Source data:
········

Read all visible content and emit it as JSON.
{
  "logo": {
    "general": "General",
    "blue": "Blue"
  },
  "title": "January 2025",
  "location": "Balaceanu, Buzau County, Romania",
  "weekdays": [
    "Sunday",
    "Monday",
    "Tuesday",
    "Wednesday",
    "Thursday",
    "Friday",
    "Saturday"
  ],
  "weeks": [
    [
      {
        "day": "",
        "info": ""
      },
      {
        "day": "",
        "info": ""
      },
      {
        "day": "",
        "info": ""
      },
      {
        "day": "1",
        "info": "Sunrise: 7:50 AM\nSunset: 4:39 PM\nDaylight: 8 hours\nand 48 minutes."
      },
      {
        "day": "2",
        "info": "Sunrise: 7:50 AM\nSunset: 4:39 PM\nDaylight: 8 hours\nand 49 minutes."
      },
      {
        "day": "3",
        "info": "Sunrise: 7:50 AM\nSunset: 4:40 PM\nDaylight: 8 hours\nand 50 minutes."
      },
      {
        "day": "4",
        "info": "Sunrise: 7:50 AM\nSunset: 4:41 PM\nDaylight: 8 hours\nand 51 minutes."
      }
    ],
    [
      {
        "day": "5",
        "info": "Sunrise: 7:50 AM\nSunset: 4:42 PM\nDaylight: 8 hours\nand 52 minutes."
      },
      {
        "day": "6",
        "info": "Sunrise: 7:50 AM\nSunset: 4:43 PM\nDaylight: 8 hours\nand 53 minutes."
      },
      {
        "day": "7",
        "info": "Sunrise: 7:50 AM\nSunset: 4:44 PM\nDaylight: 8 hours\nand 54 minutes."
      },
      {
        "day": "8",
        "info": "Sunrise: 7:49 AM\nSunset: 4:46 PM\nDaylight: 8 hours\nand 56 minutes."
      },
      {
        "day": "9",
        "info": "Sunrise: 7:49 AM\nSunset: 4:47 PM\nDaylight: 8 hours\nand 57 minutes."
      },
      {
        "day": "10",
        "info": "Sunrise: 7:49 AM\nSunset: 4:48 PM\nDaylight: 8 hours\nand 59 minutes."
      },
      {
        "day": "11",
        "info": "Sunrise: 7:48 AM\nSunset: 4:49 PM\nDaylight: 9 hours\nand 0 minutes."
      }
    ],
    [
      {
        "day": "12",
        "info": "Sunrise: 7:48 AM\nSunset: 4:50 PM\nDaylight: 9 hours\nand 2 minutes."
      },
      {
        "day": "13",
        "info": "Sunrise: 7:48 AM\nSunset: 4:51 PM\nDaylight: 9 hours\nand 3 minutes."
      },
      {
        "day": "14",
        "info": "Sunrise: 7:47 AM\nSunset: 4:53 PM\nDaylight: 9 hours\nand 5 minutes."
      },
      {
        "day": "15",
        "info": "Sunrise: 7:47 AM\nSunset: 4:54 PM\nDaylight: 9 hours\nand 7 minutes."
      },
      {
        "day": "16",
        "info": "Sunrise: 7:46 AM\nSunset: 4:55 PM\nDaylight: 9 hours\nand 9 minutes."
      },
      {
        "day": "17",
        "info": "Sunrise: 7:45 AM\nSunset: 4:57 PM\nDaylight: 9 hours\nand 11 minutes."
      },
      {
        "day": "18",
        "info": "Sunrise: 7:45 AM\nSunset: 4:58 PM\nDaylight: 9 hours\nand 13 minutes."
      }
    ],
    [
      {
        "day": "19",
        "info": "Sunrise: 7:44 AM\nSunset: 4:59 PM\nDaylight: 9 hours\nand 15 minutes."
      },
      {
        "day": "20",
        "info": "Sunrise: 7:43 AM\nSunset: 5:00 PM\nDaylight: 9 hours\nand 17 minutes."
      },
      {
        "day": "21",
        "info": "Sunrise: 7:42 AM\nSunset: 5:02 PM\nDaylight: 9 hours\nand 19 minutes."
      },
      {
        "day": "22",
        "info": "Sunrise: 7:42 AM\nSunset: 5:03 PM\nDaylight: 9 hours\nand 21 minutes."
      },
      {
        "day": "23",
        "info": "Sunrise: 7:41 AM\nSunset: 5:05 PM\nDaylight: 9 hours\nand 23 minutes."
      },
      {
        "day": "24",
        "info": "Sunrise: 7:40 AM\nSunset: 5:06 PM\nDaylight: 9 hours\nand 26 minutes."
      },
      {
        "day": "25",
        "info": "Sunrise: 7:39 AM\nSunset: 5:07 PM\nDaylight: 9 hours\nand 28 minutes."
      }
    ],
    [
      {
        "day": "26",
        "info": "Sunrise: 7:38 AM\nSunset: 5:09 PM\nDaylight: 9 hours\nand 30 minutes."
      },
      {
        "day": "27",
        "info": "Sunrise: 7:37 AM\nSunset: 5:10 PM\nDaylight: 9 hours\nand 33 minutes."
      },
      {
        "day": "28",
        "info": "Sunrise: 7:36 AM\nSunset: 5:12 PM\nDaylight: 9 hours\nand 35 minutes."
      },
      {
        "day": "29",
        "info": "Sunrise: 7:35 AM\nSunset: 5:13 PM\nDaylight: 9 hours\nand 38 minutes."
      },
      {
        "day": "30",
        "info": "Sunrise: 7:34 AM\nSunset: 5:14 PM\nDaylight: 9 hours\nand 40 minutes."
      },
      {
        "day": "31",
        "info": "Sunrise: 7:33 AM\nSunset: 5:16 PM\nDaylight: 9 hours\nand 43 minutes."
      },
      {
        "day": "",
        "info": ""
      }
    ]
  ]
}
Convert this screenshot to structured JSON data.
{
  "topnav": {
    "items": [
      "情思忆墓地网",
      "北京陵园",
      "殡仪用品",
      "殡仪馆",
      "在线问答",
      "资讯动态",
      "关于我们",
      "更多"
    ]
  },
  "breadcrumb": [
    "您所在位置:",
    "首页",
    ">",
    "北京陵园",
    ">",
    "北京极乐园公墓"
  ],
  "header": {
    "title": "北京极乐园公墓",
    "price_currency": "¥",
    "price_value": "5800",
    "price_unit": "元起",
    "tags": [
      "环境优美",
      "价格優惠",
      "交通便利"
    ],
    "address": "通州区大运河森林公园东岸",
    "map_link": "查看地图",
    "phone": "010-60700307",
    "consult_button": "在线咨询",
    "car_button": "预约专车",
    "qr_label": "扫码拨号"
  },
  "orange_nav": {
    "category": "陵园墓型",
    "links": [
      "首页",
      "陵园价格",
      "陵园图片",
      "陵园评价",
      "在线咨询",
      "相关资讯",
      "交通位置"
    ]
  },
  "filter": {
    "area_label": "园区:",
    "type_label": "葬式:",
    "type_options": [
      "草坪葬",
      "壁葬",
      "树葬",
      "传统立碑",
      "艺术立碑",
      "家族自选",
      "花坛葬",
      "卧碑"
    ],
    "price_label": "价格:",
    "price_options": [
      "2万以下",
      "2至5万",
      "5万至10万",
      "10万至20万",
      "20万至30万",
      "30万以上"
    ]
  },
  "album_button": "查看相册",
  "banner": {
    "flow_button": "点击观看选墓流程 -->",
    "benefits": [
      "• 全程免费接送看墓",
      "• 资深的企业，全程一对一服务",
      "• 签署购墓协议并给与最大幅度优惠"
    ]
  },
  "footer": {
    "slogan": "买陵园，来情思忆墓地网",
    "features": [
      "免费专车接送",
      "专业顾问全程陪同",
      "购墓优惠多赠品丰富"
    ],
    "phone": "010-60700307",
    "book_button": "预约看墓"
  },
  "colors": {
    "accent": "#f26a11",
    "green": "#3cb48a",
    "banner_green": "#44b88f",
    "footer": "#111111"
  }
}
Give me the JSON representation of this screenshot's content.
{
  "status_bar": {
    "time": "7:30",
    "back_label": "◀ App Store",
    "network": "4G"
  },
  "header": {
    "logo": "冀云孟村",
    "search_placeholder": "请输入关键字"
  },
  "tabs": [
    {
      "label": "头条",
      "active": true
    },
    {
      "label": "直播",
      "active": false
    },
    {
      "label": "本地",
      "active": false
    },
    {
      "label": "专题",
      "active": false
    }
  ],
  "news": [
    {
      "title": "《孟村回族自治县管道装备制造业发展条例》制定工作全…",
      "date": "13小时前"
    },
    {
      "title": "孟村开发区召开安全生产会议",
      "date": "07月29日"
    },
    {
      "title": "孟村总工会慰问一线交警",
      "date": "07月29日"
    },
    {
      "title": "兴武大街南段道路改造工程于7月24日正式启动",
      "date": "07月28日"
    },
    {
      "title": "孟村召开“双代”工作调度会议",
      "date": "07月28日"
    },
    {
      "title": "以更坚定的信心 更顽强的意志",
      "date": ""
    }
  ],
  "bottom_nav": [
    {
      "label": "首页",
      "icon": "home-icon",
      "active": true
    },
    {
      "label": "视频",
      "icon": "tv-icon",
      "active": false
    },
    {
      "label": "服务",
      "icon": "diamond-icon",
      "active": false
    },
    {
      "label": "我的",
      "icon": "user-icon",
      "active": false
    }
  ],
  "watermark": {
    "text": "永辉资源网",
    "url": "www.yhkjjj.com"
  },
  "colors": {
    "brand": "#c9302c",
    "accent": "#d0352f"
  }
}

········

What you should do
Of the lines in the material, how many contain the word "this"? Reply with the number and nothing else.

Solution
2